---- Provided entries

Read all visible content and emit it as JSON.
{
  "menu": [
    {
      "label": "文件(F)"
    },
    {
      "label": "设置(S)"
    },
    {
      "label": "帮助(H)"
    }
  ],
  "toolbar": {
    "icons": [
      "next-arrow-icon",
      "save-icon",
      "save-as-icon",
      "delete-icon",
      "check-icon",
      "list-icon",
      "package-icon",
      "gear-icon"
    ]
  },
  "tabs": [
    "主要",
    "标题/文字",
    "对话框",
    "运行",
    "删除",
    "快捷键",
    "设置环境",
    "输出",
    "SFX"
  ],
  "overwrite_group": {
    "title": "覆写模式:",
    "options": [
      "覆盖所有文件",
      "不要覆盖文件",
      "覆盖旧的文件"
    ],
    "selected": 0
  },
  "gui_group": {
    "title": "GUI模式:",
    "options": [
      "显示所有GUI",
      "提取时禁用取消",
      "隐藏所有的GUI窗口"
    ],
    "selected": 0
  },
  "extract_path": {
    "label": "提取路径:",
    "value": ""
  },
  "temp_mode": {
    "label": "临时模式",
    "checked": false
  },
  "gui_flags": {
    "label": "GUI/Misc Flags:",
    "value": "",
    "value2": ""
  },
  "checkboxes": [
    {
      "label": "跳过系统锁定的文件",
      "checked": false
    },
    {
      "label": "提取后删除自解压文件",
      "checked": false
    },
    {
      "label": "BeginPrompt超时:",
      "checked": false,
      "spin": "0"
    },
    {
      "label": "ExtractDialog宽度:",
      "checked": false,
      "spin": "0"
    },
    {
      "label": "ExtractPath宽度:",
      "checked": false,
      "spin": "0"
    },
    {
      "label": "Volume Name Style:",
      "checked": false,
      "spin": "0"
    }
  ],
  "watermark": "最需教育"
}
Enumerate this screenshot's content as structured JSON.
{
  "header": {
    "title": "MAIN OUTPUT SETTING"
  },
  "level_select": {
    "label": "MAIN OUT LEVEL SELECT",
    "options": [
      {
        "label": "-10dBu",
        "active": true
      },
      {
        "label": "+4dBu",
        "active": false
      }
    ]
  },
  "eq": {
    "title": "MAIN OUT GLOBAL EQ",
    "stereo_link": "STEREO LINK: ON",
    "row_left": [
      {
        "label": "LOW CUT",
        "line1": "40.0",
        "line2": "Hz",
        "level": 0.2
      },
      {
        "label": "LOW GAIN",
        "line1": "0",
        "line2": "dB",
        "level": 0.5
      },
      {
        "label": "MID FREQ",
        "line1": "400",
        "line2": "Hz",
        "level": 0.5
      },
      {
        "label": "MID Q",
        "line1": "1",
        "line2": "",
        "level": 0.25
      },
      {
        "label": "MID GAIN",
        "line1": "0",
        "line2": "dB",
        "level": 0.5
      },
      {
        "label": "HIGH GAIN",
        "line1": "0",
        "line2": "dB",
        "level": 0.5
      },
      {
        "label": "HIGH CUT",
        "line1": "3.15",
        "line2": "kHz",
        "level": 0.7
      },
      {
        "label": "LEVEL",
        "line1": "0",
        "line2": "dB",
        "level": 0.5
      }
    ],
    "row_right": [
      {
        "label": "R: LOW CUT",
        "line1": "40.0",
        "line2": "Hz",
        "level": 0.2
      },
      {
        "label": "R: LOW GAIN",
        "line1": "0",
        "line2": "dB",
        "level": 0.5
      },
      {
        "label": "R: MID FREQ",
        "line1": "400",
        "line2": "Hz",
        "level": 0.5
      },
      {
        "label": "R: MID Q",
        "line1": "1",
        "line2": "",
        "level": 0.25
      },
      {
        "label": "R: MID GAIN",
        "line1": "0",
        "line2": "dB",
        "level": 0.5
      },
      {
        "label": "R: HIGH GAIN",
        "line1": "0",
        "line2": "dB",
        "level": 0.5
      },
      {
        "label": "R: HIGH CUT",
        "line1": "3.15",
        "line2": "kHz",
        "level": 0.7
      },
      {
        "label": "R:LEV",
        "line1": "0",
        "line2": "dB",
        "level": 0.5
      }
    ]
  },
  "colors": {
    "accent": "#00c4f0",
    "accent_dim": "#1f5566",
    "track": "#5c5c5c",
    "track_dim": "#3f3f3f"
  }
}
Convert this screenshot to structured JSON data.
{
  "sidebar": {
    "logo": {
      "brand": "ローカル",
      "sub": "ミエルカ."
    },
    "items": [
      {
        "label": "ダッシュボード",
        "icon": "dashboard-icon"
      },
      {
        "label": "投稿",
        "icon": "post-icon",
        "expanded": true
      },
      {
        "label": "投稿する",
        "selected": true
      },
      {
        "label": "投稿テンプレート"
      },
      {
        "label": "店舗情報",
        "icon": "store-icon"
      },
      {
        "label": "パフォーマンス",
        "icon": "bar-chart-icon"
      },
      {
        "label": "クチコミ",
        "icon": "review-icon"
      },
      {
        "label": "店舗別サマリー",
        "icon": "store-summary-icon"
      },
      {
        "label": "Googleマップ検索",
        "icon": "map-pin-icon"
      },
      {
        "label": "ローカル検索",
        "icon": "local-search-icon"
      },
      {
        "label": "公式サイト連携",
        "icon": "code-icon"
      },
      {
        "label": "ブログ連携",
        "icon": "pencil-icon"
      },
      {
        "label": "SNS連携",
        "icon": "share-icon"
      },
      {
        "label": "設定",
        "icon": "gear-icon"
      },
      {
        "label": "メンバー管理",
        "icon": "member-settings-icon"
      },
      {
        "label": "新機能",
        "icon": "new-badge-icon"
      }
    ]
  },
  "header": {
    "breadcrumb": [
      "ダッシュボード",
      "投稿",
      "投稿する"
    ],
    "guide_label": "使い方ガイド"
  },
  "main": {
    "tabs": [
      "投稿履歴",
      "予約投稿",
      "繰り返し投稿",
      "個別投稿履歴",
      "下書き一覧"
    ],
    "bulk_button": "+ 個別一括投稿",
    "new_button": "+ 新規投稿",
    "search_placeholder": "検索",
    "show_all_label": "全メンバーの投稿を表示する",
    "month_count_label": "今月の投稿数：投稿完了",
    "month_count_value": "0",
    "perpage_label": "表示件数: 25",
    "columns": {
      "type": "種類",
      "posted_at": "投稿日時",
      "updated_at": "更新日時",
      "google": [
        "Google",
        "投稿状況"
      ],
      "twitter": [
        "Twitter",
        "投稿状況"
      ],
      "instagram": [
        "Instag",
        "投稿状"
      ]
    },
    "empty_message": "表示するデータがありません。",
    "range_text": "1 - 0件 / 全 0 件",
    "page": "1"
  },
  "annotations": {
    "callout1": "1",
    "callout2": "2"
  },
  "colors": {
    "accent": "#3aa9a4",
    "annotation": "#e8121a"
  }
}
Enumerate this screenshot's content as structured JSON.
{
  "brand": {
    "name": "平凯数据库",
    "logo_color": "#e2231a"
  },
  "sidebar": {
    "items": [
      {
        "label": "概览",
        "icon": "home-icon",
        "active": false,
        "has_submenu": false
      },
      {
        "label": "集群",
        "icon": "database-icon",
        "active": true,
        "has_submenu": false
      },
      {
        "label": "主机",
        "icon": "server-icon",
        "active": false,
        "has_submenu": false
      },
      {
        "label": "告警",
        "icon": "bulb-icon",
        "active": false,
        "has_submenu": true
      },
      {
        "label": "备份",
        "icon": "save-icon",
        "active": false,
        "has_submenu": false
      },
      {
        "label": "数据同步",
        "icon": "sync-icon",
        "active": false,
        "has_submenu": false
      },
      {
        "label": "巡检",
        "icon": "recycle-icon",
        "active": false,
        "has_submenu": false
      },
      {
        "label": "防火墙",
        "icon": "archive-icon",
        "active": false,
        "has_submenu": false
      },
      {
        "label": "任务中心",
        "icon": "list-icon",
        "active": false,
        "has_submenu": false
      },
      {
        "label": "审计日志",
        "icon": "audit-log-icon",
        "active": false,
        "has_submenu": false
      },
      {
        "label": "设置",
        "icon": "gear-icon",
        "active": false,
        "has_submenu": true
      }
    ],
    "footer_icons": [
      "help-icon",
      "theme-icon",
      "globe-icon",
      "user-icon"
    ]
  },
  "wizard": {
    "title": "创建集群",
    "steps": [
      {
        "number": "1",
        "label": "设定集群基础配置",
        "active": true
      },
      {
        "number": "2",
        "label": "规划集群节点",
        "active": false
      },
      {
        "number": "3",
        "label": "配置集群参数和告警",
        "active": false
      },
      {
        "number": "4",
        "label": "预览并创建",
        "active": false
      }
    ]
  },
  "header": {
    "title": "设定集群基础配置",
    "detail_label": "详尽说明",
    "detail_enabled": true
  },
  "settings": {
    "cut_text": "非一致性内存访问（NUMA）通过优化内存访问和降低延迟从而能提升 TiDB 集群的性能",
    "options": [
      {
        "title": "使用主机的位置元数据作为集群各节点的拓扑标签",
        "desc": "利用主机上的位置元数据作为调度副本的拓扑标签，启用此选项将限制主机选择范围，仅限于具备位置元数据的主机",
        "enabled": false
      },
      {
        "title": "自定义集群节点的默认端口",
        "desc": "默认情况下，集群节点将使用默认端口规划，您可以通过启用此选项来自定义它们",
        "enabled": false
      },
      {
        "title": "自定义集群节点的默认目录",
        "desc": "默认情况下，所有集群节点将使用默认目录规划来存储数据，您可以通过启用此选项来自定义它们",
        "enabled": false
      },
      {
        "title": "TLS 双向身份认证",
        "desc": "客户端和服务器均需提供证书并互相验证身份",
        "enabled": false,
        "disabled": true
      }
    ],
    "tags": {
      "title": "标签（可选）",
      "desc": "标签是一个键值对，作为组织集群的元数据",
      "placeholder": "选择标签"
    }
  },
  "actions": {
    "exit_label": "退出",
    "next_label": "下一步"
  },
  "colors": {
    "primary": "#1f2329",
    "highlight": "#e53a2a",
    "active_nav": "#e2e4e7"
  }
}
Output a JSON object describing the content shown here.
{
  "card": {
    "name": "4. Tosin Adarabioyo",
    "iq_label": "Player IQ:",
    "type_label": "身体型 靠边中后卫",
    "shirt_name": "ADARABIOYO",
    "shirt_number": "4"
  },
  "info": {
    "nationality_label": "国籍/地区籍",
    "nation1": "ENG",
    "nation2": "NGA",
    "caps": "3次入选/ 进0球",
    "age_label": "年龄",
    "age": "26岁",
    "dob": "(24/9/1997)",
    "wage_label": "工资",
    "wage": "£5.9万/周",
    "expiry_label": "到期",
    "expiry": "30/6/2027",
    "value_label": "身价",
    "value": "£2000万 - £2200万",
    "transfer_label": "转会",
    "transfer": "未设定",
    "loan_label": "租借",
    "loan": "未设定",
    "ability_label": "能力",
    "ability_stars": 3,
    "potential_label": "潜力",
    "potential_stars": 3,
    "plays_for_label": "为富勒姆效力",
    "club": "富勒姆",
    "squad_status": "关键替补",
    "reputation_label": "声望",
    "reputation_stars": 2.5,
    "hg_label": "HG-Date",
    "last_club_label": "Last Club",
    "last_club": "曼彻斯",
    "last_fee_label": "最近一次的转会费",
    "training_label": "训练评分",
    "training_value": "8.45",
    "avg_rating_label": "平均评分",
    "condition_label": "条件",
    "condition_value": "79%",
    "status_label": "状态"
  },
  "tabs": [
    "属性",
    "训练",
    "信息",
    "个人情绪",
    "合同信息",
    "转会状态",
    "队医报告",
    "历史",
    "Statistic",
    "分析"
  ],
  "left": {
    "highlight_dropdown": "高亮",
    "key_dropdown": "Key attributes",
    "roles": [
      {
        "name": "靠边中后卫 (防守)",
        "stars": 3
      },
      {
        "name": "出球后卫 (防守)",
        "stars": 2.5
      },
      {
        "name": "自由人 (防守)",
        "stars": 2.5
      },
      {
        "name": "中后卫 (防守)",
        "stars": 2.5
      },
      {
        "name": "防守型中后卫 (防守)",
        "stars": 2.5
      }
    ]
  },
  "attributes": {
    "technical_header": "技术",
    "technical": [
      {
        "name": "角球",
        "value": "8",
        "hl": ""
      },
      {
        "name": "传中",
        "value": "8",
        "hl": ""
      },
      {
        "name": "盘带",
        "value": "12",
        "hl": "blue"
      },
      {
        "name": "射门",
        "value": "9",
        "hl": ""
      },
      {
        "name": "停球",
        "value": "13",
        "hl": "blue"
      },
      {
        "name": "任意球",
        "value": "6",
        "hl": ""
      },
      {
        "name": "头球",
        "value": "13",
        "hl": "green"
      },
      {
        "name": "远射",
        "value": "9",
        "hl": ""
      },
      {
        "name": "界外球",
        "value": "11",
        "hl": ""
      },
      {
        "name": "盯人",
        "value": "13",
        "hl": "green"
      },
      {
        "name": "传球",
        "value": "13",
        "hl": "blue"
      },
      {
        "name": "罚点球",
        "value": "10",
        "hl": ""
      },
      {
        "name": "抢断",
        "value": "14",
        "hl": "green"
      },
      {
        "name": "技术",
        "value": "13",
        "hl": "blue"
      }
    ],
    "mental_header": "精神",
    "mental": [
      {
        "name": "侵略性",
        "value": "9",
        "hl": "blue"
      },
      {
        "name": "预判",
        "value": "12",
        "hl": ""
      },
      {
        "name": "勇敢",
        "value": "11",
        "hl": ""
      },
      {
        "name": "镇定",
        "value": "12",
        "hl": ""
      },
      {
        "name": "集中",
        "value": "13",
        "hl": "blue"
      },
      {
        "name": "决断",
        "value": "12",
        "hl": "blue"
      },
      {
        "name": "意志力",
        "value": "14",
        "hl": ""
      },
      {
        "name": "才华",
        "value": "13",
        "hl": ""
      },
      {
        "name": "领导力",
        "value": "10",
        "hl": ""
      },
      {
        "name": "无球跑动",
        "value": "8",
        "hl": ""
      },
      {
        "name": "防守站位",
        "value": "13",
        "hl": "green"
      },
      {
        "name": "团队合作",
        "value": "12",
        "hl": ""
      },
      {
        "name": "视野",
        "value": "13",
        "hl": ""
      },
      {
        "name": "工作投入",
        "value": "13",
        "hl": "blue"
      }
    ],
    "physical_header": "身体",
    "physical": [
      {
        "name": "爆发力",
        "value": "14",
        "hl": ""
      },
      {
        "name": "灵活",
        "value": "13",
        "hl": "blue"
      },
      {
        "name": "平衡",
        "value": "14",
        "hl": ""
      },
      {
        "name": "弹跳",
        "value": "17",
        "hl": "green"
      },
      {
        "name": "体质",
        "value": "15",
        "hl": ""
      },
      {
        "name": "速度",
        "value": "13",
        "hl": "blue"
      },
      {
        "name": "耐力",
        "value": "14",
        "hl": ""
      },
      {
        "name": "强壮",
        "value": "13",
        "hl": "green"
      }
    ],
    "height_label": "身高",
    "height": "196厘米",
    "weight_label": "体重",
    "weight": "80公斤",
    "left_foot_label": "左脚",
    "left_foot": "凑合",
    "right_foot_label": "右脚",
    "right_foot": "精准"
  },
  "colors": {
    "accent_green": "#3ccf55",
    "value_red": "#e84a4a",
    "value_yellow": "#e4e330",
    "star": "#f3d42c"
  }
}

--------

## Work to be completed
Where a line in the material above holds "attributes", copy that line.

## Full solution
    "key_dropdown": "Key attributes",
  "attributes": {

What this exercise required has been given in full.